- Exercise details
Each entry below should be reproduced character for character.

--- Start Dataset records ---

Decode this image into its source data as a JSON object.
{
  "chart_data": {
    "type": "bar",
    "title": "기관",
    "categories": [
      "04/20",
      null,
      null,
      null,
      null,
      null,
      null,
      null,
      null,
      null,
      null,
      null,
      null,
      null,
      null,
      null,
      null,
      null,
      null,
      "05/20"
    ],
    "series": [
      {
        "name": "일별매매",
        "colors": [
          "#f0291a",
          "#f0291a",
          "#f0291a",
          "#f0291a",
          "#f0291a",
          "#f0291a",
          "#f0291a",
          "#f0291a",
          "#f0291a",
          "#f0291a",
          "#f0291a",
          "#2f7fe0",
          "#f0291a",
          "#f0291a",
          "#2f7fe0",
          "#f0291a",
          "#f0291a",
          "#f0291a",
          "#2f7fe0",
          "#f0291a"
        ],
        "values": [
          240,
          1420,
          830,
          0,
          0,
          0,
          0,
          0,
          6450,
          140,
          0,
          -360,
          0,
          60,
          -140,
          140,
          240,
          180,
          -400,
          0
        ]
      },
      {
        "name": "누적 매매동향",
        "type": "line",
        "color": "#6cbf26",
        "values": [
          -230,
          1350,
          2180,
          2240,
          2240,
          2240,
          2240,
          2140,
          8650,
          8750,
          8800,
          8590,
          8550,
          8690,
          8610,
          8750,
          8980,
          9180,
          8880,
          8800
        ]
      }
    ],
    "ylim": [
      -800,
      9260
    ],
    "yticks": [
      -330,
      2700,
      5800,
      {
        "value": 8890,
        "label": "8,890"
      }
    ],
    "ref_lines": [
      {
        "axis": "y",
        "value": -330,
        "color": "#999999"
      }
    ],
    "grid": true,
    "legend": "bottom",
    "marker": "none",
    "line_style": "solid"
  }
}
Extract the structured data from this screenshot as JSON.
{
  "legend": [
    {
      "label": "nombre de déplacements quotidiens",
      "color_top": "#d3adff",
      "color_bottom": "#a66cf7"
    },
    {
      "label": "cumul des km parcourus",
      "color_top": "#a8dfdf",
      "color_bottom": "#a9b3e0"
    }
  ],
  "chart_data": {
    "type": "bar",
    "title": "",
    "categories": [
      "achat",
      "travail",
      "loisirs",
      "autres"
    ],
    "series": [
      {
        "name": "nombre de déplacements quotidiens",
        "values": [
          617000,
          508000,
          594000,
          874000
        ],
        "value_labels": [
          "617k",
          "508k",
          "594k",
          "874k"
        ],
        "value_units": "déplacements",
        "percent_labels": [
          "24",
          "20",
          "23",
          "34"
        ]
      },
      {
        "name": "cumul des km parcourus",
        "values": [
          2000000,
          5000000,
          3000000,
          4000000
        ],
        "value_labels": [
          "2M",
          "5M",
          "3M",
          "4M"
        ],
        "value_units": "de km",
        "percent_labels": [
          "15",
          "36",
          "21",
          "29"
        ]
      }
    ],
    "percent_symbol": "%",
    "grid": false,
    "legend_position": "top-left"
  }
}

--- End Dataset records ---

- Result for this exercise
Decode this image into its source data as a JSON object.
{
  "chart_data": {
    "type": "bar",
    "title": "기관",
    "categories": [
      "04/20",
      null,
      null,
      null,
      null,
      null,
      null,
      null,
      null,
      null,
      null,
      null,
      null,
      null,
      null,
      null,
      null,
      null,
      null,
      "05/20"
    ],
    "series": [
      {
        "name": "일별매매",
        "colors": [
          "#f0291a",
          "#f0291a",
          "#f0291a",
          "#f0291a",
          "#f0291a",
          "#f0291a",
          "#f0291a",
          "#f0291a",
          "#f0291a",
          "#f0291a",
          "#f0291a",
          "#2f7fe0",
          "#f0291a",
          "#f0291a",
          "#2f7fe0",
          "#f0291a",
          "#f0291a",
          "#f0291a",
          "#2f7fe0",
          "#f0291a"
        ],
        "values": [
          240,
          1420,
          830,
          0,
          0,
          0,
          0,
          0,
          6450,
          140,
          0,
          -360,
          0,
          60,
          -140,
          140,
          240,
          180,
          -400,
          0
        ]
      },
      {
        "name": "누적 매매동향",
        "type": "line",
        "color": "#6cbf26",
        "values": [
          -230,
          1350,
          2180,
          2240,
          2240,
          2240,
          2240,
          2140,
          8650,
          8750,
          8800,
          8590,
          8550,
          8690,
          8610,
          8750,
          8980,
          9180,
          8880,
          8800
        ]
      }
    ],
    "ylim": [
      -800,
      9260
    ],
    "yticks": [
      -330,
      2700,
      5800,
      {
        "value": 8890,
        "label": "8,890"
      }
    ],
    "ref_lines": [
      {
        "axis": "y",
        "value": -330,
        "color": "#999999"
      }
    ],
    "grid": true,
    "legend": "bottom",
    "marker": "none",
    "line_style": "solid"
  }
}
Extract the structured data from this screenshot as JSON.
{
  "legend": [
    {
      "label": "nombre de déplacements quotidiens",
      "color_top": "#d3adff",
      "color_bottom": "#a66cf7"
    },
    {
      "label": "cumul des km parcourus",
      "color_top": "#a8dfdf",
      "color_bottom": "#a9b3e0"
    }
  ],
  "chart_data": {
    "type": "bar",
    "title": "",
    "categories": [
      "achat",
      "travail",
      "loisirs",
      "autres"
    ],
    "series": [
      {
        "name": "nombre de déplacements quotidiens",
        "values": [
          617000,
          508000,
          594000,
          874000
        ],
        "value_labels": [
          "617k",
          "508k",
          "594k",
          "874k"
        ],
        "value_units": "déplacements",
        "percent_labels": [
          "24",
          "20",
          "23",
          "34"
        ]
      },
      {
        "name": "cumul des km parcourus",
        "values": [
          2000000,
          5000000,
          3000000,
          4000000
        ],
        "value_labels": [
          "2M",
          "5M",
          "3M",
          "4M"
        ],
        "value_units": "de km",
        "percent_labels": [
          "15",
          "36",
          "21",
          "29"
        ]
      }
    ],
    "percent_symbol": "%",
    "grid": false,
    "legend_position": "top-left"
  }
}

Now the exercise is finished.